TASK STATEMENT:
Find each line with the string "持たせた責任" and report it.

Data entries:
Begin
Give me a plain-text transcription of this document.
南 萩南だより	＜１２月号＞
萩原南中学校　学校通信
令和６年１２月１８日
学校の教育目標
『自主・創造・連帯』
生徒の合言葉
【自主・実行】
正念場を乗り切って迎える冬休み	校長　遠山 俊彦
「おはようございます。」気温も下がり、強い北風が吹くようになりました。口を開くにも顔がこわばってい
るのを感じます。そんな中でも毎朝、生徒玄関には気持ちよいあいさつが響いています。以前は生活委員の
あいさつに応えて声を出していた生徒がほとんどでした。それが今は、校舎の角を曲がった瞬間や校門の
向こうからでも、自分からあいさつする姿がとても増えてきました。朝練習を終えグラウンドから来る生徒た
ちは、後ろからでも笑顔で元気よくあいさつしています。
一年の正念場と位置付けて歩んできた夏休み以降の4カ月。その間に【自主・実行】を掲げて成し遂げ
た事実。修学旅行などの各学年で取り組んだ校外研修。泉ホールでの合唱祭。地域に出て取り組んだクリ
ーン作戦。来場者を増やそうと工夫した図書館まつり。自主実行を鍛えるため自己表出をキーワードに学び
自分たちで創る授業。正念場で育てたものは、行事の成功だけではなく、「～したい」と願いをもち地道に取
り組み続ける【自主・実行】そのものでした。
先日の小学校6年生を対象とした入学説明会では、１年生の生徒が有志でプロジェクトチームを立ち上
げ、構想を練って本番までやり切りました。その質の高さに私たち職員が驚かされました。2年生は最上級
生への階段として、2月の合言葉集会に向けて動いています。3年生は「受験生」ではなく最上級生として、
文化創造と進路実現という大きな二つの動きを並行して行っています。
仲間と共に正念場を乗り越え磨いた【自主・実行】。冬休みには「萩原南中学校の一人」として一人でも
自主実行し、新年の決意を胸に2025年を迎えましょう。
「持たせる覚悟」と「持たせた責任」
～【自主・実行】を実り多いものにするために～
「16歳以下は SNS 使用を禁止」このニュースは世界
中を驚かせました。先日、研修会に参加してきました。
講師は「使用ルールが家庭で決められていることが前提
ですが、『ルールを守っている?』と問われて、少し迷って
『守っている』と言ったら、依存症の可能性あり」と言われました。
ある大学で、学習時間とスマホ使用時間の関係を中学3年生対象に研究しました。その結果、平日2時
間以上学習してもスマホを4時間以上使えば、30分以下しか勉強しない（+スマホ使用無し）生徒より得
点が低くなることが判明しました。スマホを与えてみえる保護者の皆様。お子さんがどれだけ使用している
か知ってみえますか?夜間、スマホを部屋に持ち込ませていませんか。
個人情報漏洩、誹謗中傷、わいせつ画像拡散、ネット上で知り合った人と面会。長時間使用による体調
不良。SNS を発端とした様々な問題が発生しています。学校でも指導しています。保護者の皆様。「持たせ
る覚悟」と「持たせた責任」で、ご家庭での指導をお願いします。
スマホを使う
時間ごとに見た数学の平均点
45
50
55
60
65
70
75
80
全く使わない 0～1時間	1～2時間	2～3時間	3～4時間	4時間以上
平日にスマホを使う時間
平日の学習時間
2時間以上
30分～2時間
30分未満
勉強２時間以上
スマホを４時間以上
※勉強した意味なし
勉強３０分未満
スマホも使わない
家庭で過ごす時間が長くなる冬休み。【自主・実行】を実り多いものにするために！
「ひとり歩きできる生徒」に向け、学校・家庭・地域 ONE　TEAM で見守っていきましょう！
End
TASK SOLUTION:
「持たせる覚悟」と「持たせた責任」
る覚悟」と「持たせた責任」で、ご家庭での指導をお願いします。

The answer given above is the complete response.